## [STUDY TEXT]
Start of Block

Now, every time a file changes, we notify the frontend through Vite's WebSocket connection. I still needed to change views/entry.vue a little to actually listen to these changes and reload the content display. I do so using import.meta.hot, made available by Vite. But more importantly, since the request path is the entry ID itself, I also needed to change getPayload() to remove /-/payload from it, if present. This is because fastify-vite lets you retrieve a route's payload via an automatically generated endpoint which follows the format /-/payload<url>.

import { reactive } from 'vue'
import { useRoute } from 'vue-router'
import { usePayload, fetchPayload } from 'fastify-vite-vue/app'

export const path = '/:year/:month/:day/:title'

export function getPayload ({ req, fastify }) {
  return fastify.blog.entries[req.url.replace('/-/payload', '').slice(1)]
}

During SSR, getPayload() is executed automatically and req.url will be the original route path. But if you use fastify-vite's fetchPayload() helper to retrieve a route's payload on-demand, the URL will be prefixed with /-/payload. With this fix in place, the next step is to set up a listener to the store-update custom event that will update the live view:

export default {
  setup () {
    const state = reactive({ entry: null })
    if (import.meta.hot) {
      const route = useRoute()
      import.meta.hot.on('store-update', async () => {
        state.entry = await fetchPayload(route)
      })
    }
    state.entry = usePayload()

End of Block

## [EXCERPTED DATA]
Start of Block

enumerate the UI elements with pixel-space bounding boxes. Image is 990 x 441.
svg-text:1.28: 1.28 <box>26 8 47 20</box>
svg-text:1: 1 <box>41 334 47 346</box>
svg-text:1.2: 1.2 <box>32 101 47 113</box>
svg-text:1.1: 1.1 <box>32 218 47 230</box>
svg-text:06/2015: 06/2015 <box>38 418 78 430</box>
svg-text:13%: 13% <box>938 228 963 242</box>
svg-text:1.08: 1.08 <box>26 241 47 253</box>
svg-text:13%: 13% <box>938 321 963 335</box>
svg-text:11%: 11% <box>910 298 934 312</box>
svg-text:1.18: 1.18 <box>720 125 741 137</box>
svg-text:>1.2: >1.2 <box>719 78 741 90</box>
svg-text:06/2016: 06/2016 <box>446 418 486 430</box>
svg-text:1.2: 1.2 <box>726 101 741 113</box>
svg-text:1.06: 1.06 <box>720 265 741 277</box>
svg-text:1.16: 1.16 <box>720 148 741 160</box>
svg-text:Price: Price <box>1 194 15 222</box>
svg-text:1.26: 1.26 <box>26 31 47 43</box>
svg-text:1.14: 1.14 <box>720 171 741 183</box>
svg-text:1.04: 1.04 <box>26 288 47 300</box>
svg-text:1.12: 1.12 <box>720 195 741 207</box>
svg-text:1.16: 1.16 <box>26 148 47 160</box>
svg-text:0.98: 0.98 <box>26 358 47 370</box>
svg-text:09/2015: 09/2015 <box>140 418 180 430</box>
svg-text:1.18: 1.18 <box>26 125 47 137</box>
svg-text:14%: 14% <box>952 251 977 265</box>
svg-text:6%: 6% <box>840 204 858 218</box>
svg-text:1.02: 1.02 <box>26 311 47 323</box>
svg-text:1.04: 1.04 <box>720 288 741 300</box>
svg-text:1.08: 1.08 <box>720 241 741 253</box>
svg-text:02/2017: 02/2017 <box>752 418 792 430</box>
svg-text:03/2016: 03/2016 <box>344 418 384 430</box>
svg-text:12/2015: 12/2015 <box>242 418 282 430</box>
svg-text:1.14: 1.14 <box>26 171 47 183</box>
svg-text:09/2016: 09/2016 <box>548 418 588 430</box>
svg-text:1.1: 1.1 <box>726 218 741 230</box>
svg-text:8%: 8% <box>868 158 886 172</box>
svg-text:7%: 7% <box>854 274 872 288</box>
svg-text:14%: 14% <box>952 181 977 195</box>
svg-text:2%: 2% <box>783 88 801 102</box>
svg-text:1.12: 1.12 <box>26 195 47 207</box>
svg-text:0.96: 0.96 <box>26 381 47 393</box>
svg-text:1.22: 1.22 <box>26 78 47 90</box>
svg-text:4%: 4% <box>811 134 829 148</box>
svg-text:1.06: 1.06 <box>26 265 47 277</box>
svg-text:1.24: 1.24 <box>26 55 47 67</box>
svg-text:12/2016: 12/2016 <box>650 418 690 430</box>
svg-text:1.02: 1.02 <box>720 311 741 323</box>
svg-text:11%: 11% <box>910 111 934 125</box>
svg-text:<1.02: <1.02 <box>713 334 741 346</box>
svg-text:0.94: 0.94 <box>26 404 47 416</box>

End of Block

Name every function brought in by the import lines in the code of the Vite live-reload text.

reactive, useRoute, usePayload, fetchPayload